**Written exercise**.
Filter the data below for the string "color" and copy each matching line.

begin Data supplied

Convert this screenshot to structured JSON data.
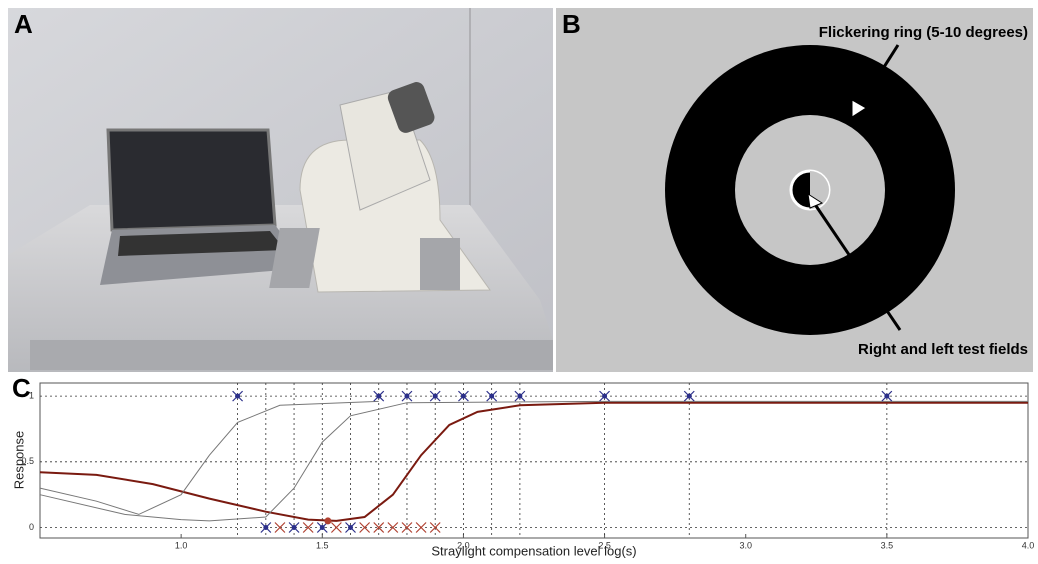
{
  "panels": {
    "a": {
      "letter": "A"
    },
    "b": {
      "letter": "B",
      "ring_label": "Flickering ring (5-10 degrees)",
      "center_label": "Right and left test fields"
    },
    "c": {
      "letter": "C"
    }
  },
  "chart_data": {
    "type": "line",
    "xlabel": "Straylight compensation level log(s)",
    "ylabel": "Response",
    "xlim": [
      0.5,
      4.0
    ],
    "ylim": [
      -0.08,
      1.1
    ],
    "xticks": [
      {
        "value": 1.0,
        "label": "1.0"
      },
      {
        "value": 1.5,
        "label": "1.5"
      },
      {
        "value": 2.0,
        "label": "2.0"
      },
      {
        "value": 2.5,
        "label": "2.5"
      },
      {
        "value": 3.0,
        "label": "3.0"
      },
      {
        "value": 3.5,
        "label": "3.5"
      },
      {
        "value": 4.0,
        "label": "4.0"
      }
    ],
    "yticks": [
      0,
      0.5,
      1
    ],
    "grid": true,
    "series": [
      {
        "color": "#7a1a10",
        "x": [
          0.5,
          0.7,
          0.9,
          1.1,
          1.3,
          1.45,
          1.55,
          1.65,
          1.75,
          1.85,
          1.95,
          2.05,
          2.2,
          2.5,
          4.0
        ],
        "values": [
          0.42,
          0.4,
          0.33,
          0.22,
          0.12,
          0.06,
          0.05,
          0.08,
          0.25,
          0.55,
          0.78,
          0.88,
          0.93,
          0.95,
          0.95
        ]
      },
      {
        "color": "#777777",
        "x": [
          0.5,
          0.8,
          1.0,
          1.1,
          1.3,
          1.4,
          1.5,
          1.6,
          1.8,
          2.5,
          4.0
        ],
        "values": [
          0.25,
          0.1,
          0.06,
          0.05,
          0.08,
          0.3,
          0.65,
          0.85,
          0.95,
          0.96,
          0.96
        ]
      },
      {
        "color": "#777777",
        "x": [
          0.5,
          0.7,
          0.85,
          1.0,
          1.1,
          1.2,
          1.35,
          1.7
        ],
        "values": [
          0.3,
          0.2,
          0.1,
          0.25,
          0.55,
          0.8,
          0.93,
          0.96
        ]
      }
    ],
    "responses": [
      {
        "color": "#2b2f8a",
        "x": [
          1.2,
          1.7,
          1.8,
          1.9,
          2.0,
          2.1,
          2.2,
          2.5,
          2.8,
          3.5,
          1.3,
          1.4,
          1.5,
          1.6
        ],
        "values": [
          1,
          1,
          1,
          1,
          1,
          1,
          1,
          1,
          1,
          1,
          0,
          0,
          0,
          0
        ]
      },
      {
        "color": "#b04030",
        "x": [
          1.35,
          1.45,
          1.55,
          1.65,
          1.7,
          1.75,
          1.8,
          1.85,
          1.9
        ],
        "values": [
          0,
          0,
          0,
          0,
          0,
          0,
          0,
          0,
          0
        ]
      }
    ],
    "estimate": {
      "color": "#b04030",
      "x": 1.52,
      "value": 0.05
    }
  }
}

end Data supplied

**Reply to the exercise**.
        "color": "#7a1a10",
        "color": "#777777",
        "color": "#777777",
        "color": "#2b2f8a",
        "color": "#b04030",
      "color": "#b04030",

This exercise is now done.